→ **Stored data**:

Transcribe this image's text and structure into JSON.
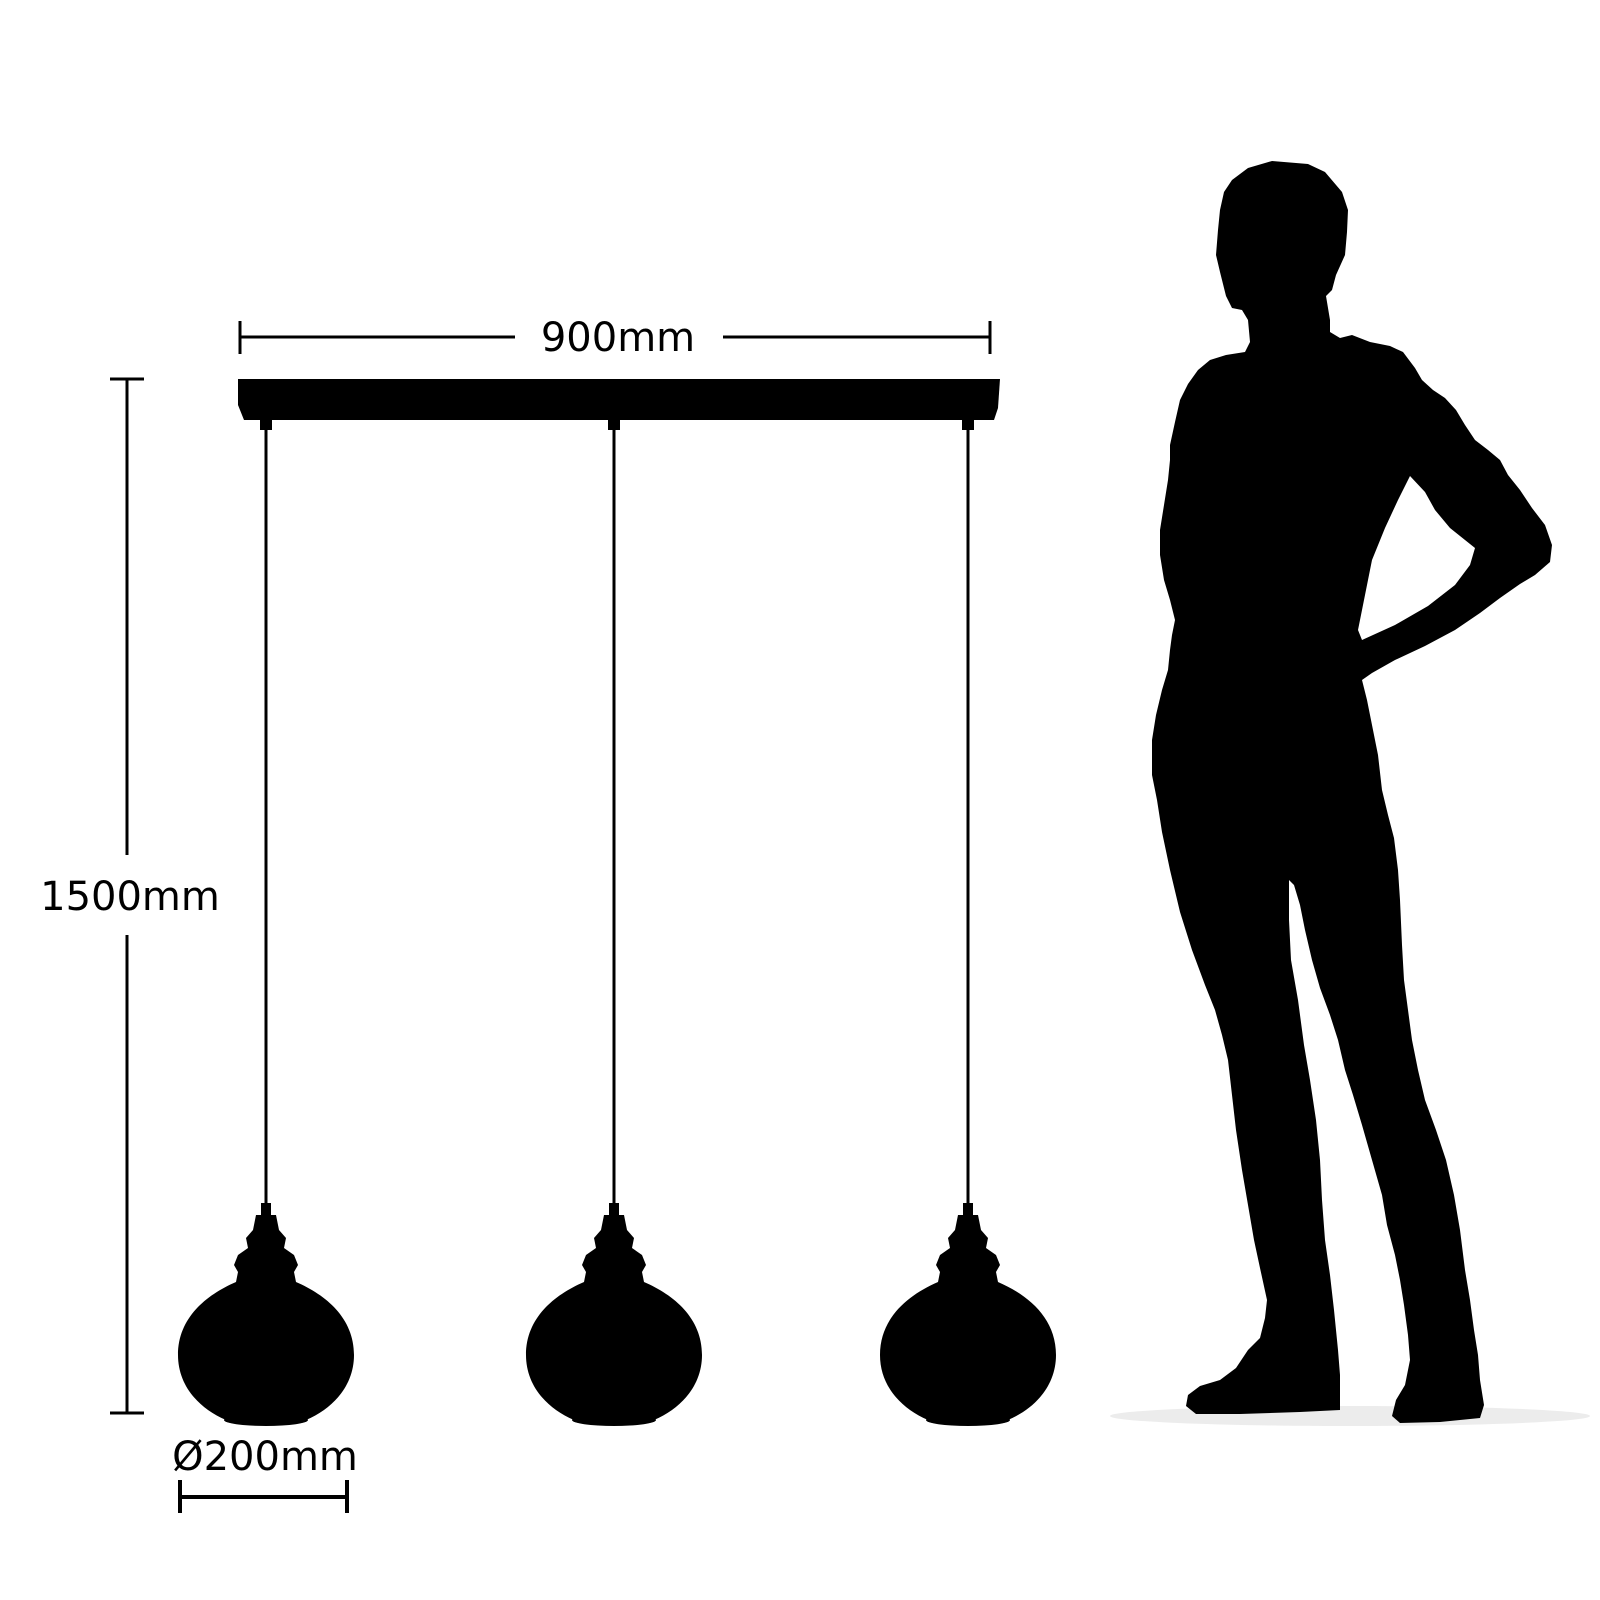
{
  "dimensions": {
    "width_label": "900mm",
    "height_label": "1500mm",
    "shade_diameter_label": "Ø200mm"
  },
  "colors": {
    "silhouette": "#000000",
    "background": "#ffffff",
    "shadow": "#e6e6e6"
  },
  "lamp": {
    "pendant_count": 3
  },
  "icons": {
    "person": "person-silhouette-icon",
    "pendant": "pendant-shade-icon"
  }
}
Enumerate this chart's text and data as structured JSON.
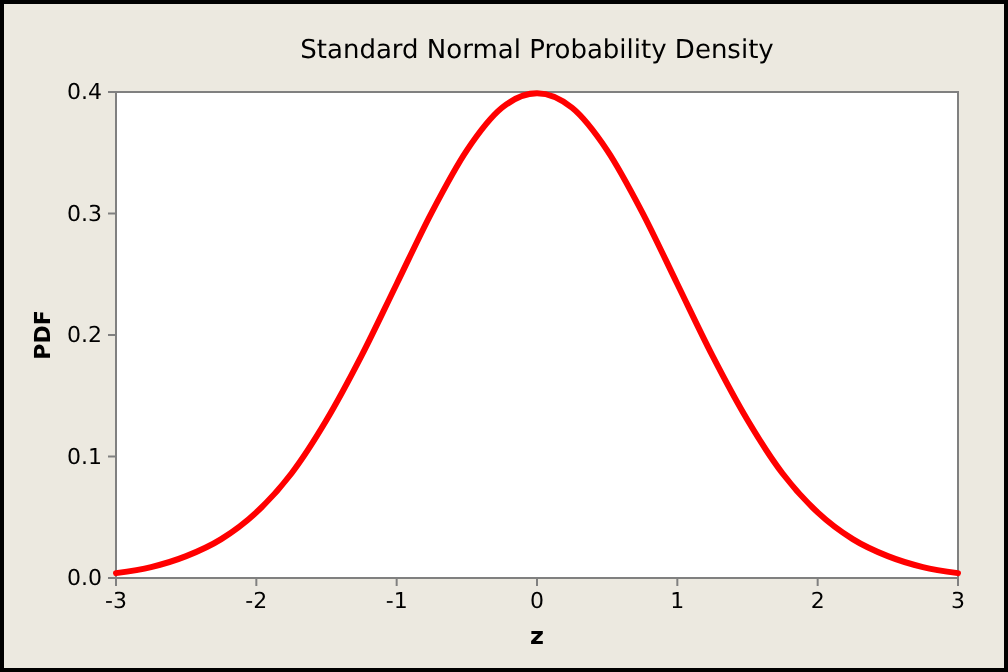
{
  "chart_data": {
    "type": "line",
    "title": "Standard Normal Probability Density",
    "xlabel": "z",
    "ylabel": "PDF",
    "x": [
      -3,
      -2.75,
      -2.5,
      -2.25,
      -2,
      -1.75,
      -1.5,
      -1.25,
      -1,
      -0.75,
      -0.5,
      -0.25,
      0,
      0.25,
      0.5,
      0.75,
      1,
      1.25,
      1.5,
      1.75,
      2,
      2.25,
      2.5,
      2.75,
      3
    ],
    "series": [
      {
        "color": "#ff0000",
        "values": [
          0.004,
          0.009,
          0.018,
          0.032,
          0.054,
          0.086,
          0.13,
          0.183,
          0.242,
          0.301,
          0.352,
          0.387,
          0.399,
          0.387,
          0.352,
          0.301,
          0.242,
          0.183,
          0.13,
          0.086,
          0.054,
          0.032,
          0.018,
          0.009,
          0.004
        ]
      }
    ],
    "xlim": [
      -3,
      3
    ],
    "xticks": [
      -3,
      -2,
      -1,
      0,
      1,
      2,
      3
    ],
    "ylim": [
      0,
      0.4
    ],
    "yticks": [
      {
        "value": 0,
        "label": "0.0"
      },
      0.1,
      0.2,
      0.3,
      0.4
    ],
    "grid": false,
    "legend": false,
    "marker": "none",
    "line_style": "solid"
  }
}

→ **WORK REQUIRED**:
Go through the listing above and report how many of its lines contain the word "this", with only the number as output.

→ **EXERCISE RESPONSE**:
2